Records from a dataset:
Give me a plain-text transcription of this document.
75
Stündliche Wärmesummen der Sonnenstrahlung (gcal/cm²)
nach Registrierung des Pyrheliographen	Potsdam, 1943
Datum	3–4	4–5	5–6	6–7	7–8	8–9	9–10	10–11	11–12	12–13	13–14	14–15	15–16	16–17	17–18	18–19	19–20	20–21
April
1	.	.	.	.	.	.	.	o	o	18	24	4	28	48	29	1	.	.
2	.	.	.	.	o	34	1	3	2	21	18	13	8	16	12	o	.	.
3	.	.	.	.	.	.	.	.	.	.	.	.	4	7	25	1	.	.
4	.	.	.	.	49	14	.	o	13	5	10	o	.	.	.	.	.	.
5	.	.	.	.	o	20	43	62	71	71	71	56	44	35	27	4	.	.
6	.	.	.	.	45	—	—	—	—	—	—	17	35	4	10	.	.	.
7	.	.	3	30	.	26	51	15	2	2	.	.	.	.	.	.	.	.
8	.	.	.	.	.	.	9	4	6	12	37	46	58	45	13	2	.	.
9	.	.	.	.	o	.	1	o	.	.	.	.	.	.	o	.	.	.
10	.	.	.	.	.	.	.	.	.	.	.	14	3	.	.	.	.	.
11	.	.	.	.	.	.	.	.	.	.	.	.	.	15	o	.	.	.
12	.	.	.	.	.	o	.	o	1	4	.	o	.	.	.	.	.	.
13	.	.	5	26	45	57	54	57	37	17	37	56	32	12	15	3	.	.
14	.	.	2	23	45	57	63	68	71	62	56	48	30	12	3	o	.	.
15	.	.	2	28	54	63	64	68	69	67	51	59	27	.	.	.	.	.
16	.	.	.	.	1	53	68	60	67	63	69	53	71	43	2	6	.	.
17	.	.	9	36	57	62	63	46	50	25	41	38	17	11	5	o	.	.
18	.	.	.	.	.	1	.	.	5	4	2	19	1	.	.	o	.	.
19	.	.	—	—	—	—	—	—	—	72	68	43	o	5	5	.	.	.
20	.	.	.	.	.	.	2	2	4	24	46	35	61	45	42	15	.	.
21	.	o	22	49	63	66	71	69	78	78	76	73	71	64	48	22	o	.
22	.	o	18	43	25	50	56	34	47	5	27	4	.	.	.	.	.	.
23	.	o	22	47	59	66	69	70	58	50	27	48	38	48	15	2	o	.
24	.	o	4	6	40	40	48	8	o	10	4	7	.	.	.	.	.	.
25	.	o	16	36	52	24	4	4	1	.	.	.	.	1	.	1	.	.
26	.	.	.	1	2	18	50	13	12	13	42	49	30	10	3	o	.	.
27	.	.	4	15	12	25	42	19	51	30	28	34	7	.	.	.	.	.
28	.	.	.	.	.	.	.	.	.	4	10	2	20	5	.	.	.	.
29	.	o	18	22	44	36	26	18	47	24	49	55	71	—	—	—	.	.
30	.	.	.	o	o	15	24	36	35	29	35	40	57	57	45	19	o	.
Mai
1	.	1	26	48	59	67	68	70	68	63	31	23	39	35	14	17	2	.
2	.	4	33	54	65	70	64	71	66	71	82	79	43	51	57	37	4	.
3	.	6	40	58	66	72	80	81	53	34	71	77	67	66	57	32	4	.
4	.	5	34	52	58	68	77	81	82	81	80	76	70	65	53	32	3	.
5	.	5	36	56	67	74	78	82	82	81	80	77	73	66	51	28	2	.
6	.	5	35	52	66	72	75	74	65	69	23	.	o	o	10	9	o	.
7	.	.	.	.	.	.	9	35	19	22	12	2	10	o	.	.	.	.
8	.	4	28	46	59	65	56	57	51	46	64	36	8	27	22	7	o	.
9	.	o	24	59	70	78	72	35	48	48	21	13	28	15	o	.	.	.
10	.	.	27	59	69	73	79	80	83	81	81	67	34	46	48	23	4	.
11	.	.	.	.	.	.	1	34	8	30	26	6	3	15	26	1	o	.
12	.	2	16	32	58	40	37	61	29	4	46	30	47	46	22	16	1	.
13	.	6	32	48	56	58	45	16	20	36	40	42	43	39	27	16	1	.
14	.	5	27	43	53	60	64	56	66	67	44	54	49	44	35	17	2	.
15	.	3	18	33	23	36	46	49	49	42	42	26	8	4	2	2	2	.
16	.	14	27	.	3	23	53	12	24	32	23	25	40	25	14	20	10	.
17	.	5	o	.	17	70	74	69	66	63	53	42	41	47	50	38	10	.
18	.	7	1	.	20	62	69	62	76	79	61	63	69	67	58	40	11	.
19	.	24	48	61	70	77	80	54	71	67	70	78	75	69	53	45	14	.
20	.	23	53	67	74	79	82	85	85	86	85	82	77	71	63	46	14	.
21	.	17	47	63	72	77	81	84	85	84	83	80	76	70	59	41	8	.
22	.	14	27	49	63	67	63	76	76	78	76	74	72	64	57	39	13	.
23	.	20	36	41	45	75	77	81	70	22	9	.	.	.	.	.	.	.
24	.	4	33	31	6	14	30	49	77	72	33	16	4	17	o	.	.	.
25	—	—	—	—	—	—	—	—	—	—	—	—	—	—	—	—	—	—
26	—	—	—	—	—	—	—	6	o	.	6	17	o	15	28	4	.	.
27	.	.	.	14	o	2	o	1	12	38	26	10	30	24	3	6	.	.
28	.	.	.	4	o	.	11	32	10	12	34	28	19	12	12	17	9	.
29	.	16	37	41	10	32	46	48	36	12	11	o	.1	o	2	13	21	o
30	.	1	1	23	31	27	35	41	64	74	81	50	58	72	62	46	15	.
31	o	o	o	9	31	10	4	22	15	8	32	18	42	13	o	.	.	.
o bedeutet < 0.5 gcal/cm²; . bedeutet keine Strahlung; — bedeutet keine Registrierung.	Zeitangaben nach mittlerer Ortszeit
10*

**OBJECTIVE**
Print all of the entries again, exactly as written.

**SOLVED PROBLEM**
Give me a plain-text transcription of this document.
75
Stündliche Wärmesummen der Sonnenstrahlung (gcal/cm²)
nach Registrierung des Pyrheliographen	Potsdam, 1943
Datum	3–4	4–5	5–6	6–7	7–8	8–9	9–10	10–11	11–12	12–13	13–14	14–15	15–16	16–17	17–18	18–19	19–20	20–21
April
1	.	.	.	.	.	.	.	o	o	18	24	4	28	48	29	1	.	.
2	.	.	.	.	o	34	1	3	2	21	18	13	8	16	12	o	.	.
3	.	.	.	.	.	.	.	.	.	.	.	.	4	7	25	1	.	.
4	.	.	.	.	49	14	.	o	13	5	10	o	.	.	.	.	.	.
5	.	.	.	.	o	20	43	62	71	71	71	56	44	35	27	4	.	.
6	.	.	.	.	45	—	—	—	—	—	—	17	35	4	10	.	.	.
7	.	.	3	30	.	26	51	15	2	2	.	.	.	.	.	.	.	.
8	.	.	.	.	.	.	9	4	6	12	37	46	58	45	13	2	.	.
9	.	.	.	.	o	.	1	o	.	.	.	.	.	.	o	.	.	.
10	.	.	.	.	.	.	.	.	.	.	.	14	3	.	.	.	.	.
11	.	.	.	.	.	.	.	.	.	.	.	.	.	15	o	.	.	.
12	.	.	.	.	.	o	.	o	1	4	.	o	.	.	.	.	.	.
13	.	.	5	26	45	57	54	57	37	17	37	56	32	12	15	3	.	.
14	.	.	2	23	45	57	63	68	71	62	56	48	30	12	3	o	.	.
15	.	.	2	28	54	63	64	68	69	67	51	59	27	.	.	.	.	.
16	.	.	.	.	1	53	68	60	67	63	69	53	71	43	2	6	.	.
17	.	.	9	36	57	62	63	46	50	25	41	38	17	11	5	o	.	.
18	.	.	.	.	.	1	.	.	5	4	2	19	1	.	.	o	.	.
19	.	.	—	—	—	—	—	—	—	72	68	43	o	5	5	.	.	.
20	.	.	.	.	.	.	2	2	4	24	46	35	61	45	42	15	.	.
21	.	o	22	49	63	66	71	69	78	78	76	73	71	64	48	22	o	.
22	.	o	18	43	25	50	56	34	47	5	27	4	.	.	.	.	.	.
23	.	o	22	47	59	66	69	70	58	50	27	48	38	48	15	2	o	.
24	.	o	4	6	40	40	48	8	o	10	4	7	.	.	.	.	.	.
25	.	o	16	36	52	24	4	4	1	.	.	.	.	1	.	1	.	.
26	.	.	.	1	2	18	50	13	12	13	42	49	30	10	3	o	.	.
27	.	.	4	15	12	25	42	19	51	30	28	34	7	.	.	.	.	.
28	.	.	.	.	.	.	.	.	.	4	10	2	20	5	.	.	.	.
29	.	o	18	22	44	36	26	18	47	24	49	55	71	—	—	—	.	.
30	.	.	.	o	o	15	24	36	35	29	35	40	57	57	45	19	o	.
Mai
1	.	1	26	48	59	67	68	70	68	63	31	23	39	35	14	17	2	.
2	.	4	33	54	65	70	64	71	66	71	82	79	43	51	57	37	4	.
3	.	6	40	58	66	72	80	81	53	34	71	77	67	66	57	32	4	.
4	.	5	34	52	58	68	77	81	82	81	80	76	70	65	53	32	3	.
5	.	5	36	56	67	74	78	82	82	81	80	77	73	66	51	28	2	.
6	.	5	35	52	66	72	75	74	65	69	23	.	o	o	10	9	o	.
7	.	.	.	.	.	.	9	35	19	22	12	2	10	o	.	.	.	.
8	.	4	28	46	59	65	56	57	51	46	64	36	8	27	22	7	o	.
9	.	o	24	59	70	78	72	35	48	48	21	13	28	15	o	.	.	.
10	.	.	27	59	69	73	79	80	83	81	81	67	34	46	48	23	4	.
11	.	.	.	.	.	.	1	34	8	30	26	6	3	15	26	1	o	.
12	.	2	16	32	58	40	37	61	29	4	46	30	47	46	22	16	1	.
13	.	6	32	48	56	58	45	16	20	36	40	42	43	39	27	16	1	.
14	.	5	27	43	53	60	64	56	66	67	44	54	49	44	35	17	2	.
15	.	3	18	33	23	36	46	49	49	42	42	26	8	4	2	2	2	.
16	.	14	27	.	3	23	53	12	24	32	23	25	40	25	14	20	10	.
17	.	5	o	.	17	70	74	69	66	63	53	42	41	47	50	38	10	.
18	.	7	1	.	20	62	69	62	76	79	61	63	69	67	58	40	11	.
19	.	24	48	61	70	77	80	54	71	67	70	78	75	69	53	45	14	.
20	.	23	53	67	74	79	82	85	85	86	85	82	77	71	63	46	14	.
21	.	17	47	63	72	77	81	84	85	84	83	80	76	70	59	41	8	.
22	.	14	27	49	63	67	63	76	76	78	76	74	72	64	57	39	13	.
23	.	20	36	41	45	75	77	81	70	22	9	.	.	.	.	.	.	.
24	.	4	33	31	6	14	30	49	77	72	33	16	4	17	o	.	.	.
25	—	—	—	—	—	—	—	—	—	—	—	—	—	—	—	—	—	—
26	—	—	—	—	—	—	—	6	o	.	6	17	o	15	28	4	.	.
27	.	.	.	14	o	2	o	1	12	38	26	10	30	24	3	6	.	.
28	.	.	.	4	o	.	11	32	10	12	34	28	19	12	12	17	9	.
29	.	16	37	41	10	32	46	48	36	12	11	o	.1	o	2	13	21	o
30	.	1	1	23	31	27	35	41	64	74	81	50	58	72	62	46	15	.
31	o	o	o	9	31	10	4	22	15	8	32	18	42	13	o	.	.	.
o bedeutet < 0.5 gcal/cm²; . bedeutet keine Strahlung; — bedeutet keine Registrierung.	Zeitangaben nach mittlerer Ortszeit
10*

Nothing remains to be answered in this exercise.